## Data for this task
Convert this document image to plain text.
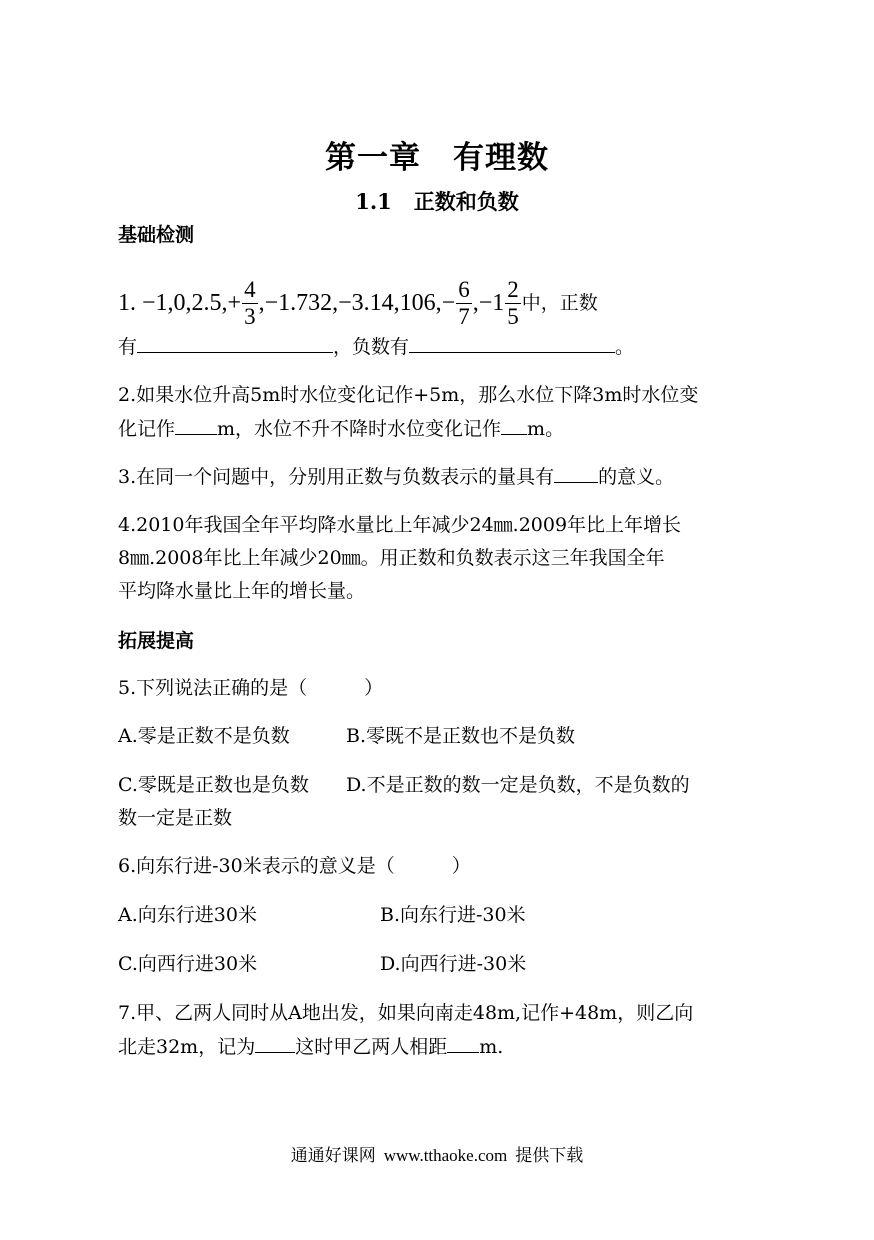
第一章　有理数
1.1 正数和负数
基础检测
1. $-1,0,2.5,+ \frac{4}{3} ,-1.732,-3.14,106,- \frac{6}{7} ,-1 \frac{2}{5}$ 中，正数
有	，负数有	。
2.如果水位升高5m时水位变化记作+5m，那么水位下降3m时水位变
化记作 m，水位不升不降时水位变化记作 m。
3.在同一个问题中，分别用正数与负数表示的量具有 的意义。
4.2010年我国全年平均降水量比上年减少24㎜.2009年比上年增长
8㎜.2008年比上年减少20㎜。用正数和负数表示这三年我国全年
平均降水量比上年的增长量。
拓展提高
5.下列说法正确的是（　　　）
A.零是正数不是负数	B.零既不是正数也不是负数
C.零既是正数也是负数 D.不是正数的数一定是负数，不是负数的
数一定是正数
6.向东行进-30米表示的意义是（　　　）
A.向东行进30米	B.向东行进-30米
C.向西行进30米	D.向西行进-30米
7.甲、乙两人同时从A地出发，如果向南走48m,记作+48m，则乙向
北走32m，记为 这时甲乙两人相距 m.
通通好课网 www.tthaoke.com 提供下载
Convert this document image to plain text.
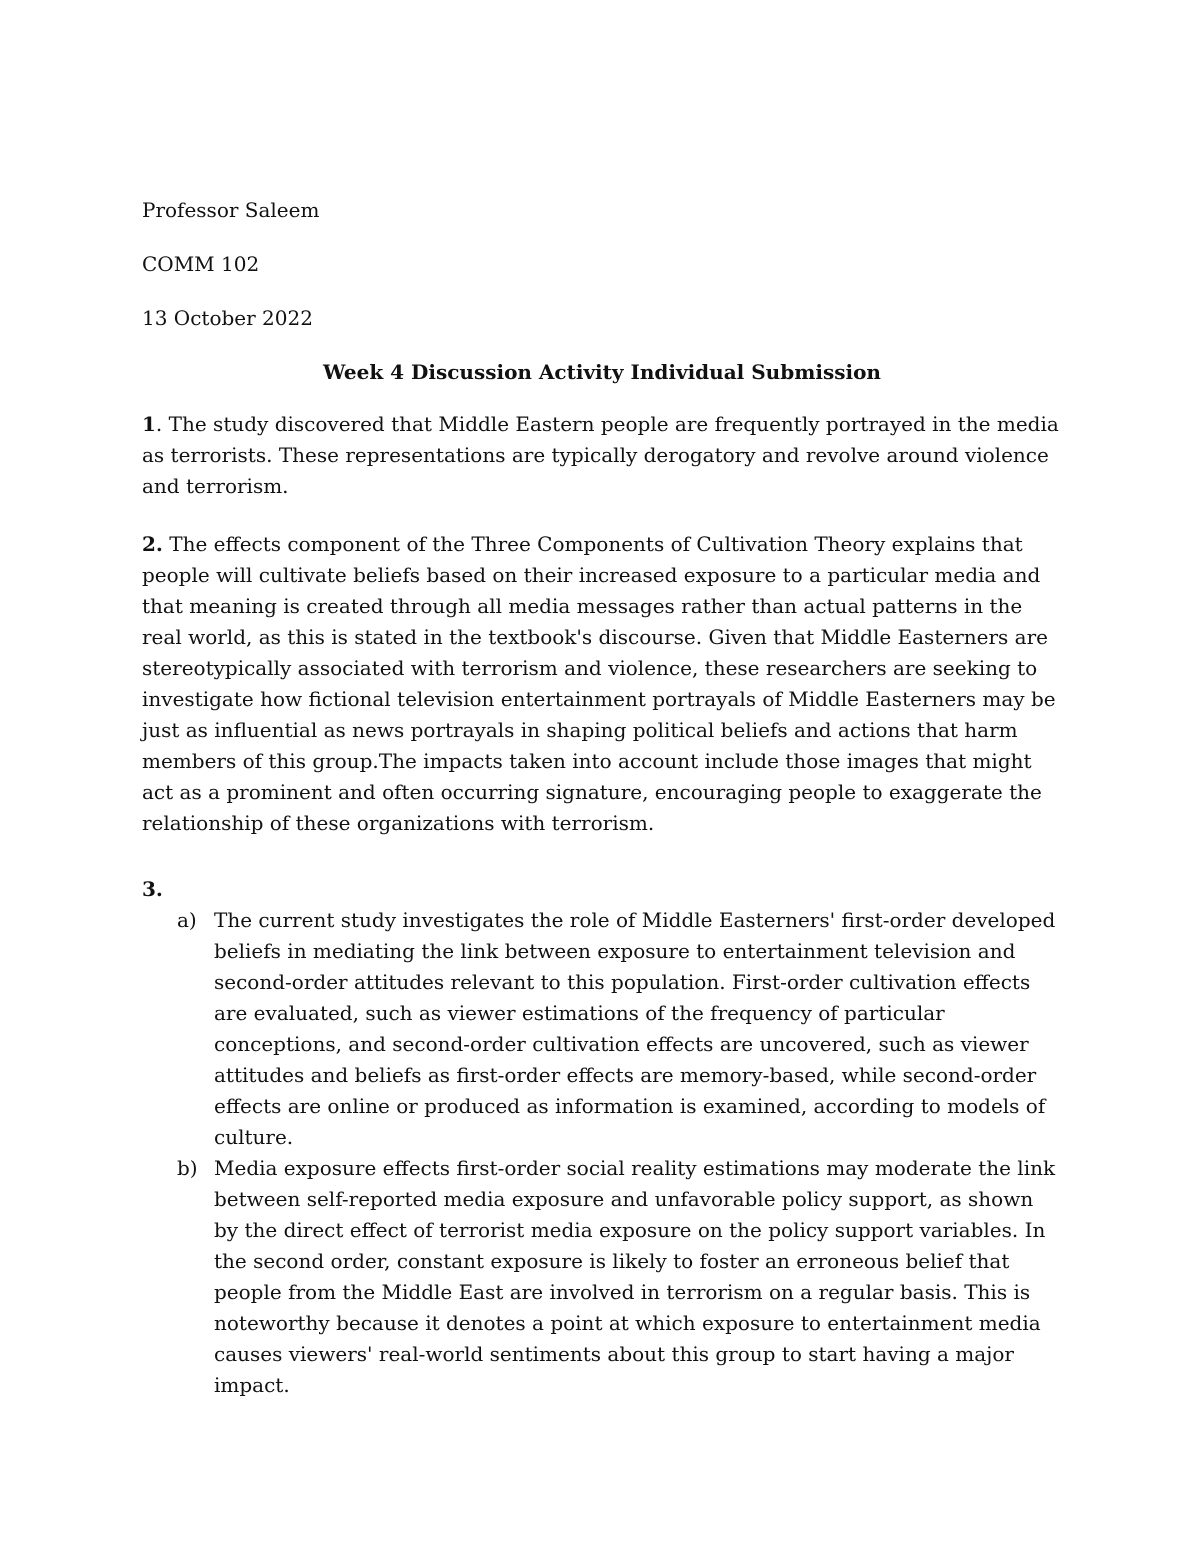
Professor Saleem
COMM 102
13 October 2022
Week 4 Discussion Activity Individual Submission
1. The study discovered that Middle Eastern people are frequently portrayed in the media as terrorists. These representations are typically derogatory and revolve around violence and terrorism.
2. The effects component of the Three Components of Cultivation Theory explains that people will cultivate beliefs based on their increased exposure to a particular media and that meaning is created through all media messages rather than actual patterns in the real world, as this is stated in the textbook's discourse. Given that Middle Easterners are stereotypically associated with terrorism and violence, these researchers are seeking to investigate how fictional television entertainment portrayals of Middle Easterners may be just as influential as news portrayals in shaping political beliefs and actions that harm members of this group.The impacts taken into account include those images that might act as a prominent and often occurring signature, encouraging people to exaggerate the relationship of these organizations with terrorism.
3.
a) The current study investigates the role of Middle Easterners' first-order developed beliefs in mediating the link between exposure to entertainment television and second-order attitudes relevant to this population. First-order cultivation effects are evaluated, such as viewer estimations of the frequency of particular conceptions, and second-order cultivation effects are uncovered, such as viewer attitudes and beliefs as first-order effects are memory-based, while second-order effects are online or produced as information is examined, according to models of culture.
b) Media exposure effects first-order social reality estimations may moderate the link between self-reported media exposure and unfavorable policy support, as shown by the direct effect of terrorist media exposure on the policy support variables. In the second order, constant exposure is likely to foster an erroneous belief that people from the Middle East are involved in terrorism on a regular basis. This is noteworthy because it denotes a point at which exposure to entertainment media causes viewers' real-world sentiments about this group to start having a major impact.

## Given task
Retype all the records shown above, character for character. Omit every picture.

## Completed task
Convert this document image to plain text.
第一章　有理数
1.1 正数和负数
基础检测
1. $-1,0,2.5,+ \frac{4}{3} ,-1.732,-3.14,106,- \frac{6}{7} ,-1 \frac{2}{5}$ 中，正数
有	，负数有	。
2.如果水位升高5m时水位变化记作+5m，那么水位下降3m时水位变
化记作 m，水位不升不降时水位变化记作 m。
3.在同一个问题中，分别用正数与负数表示的量具有 的意义。
4.2010年我国全年平均降水量比上年减少24㎜.2009年比上年增长
8㎜.2008年比上年减少20㎜。用正数和负数表示这三年我国全年
平均降水量比上年的增长量。
拓展提高
5.下列说法正确的是（　　　）
A.零是正数不是负数	B.零既不是正数也不是负数
C.零既是正数也是负数 D.不是正数的数一定是负数，不是负数的
数一定是正数
6.向东行进-30米表示的意义是（　　　）
A.向东行进30米	B.向东行进-30米
C.向西行进30米	D.向西行进-30米
7.甲、乙两人同时从A地出发，如果向南走48m,记作+48m，则乙向
北走32m，记为 这时甲乙两人相距 m.
通通好课网 www.tthaoke.com 提供下载
Convert this document image to plain text.
Professor Saleem
COMM 102
13 October 2022
Week 4 Discussion Activity Individual Submission
1. The study discovered that Middle Eastern people are frequently portrayed in the media as terrorists. These representations are typically derogatory and revolve around violence and terrorism.
2. The effects component of the Three Components of Cultivation Theory explains that people will cultivate beliefs based on their increased exposure to a particular media and that meaning is created through all media messages rather than actual patterns in the real world, as this is stated in the textbook's discourse. Given that Middle Easterners are stereotypically associated with terrorism and violence, these researchers are seeking to investigate how fictional television entertainment portrayals of Middle Easterners may be just as influential as news portrayals in shaping political beliefs and actions that harm members of this group.The impacts taken into account include those images that might act as a prominent and often occurring signature, encouraging people to exaggerate the relationship of these organizations with terrorism.
3.
a) The current study investigates the role of Middle Easterners' first-order developed beliefs in mediating the link between exposure to entertainment television and second-order attitudes relevant to this population. First-order cultivation effects are evaluated, such as viewer estimations of the frequency of particular conceptions, and second-order cultivation effects are uncovered, such as viewer attitudes and beliefs as first-order effects are memory-based, while second-order effects are online or produced as information is examined, according to models of culture.
b) Media exposure effects first-order social reality estimations may moderate the link between self-reported media exposure and unfavorable policy support, as shown by the direct effect of terrorist media exposure on the policy support variables. In the second order, constant exposure is likely to foster an erroneous belief that people from the Middle East are involved in terrorism on a regular basis. This is noteworthy because it denotes a point at which exposure to entertainment media causes viewers' real-world sentiments about this group to start having a major impact.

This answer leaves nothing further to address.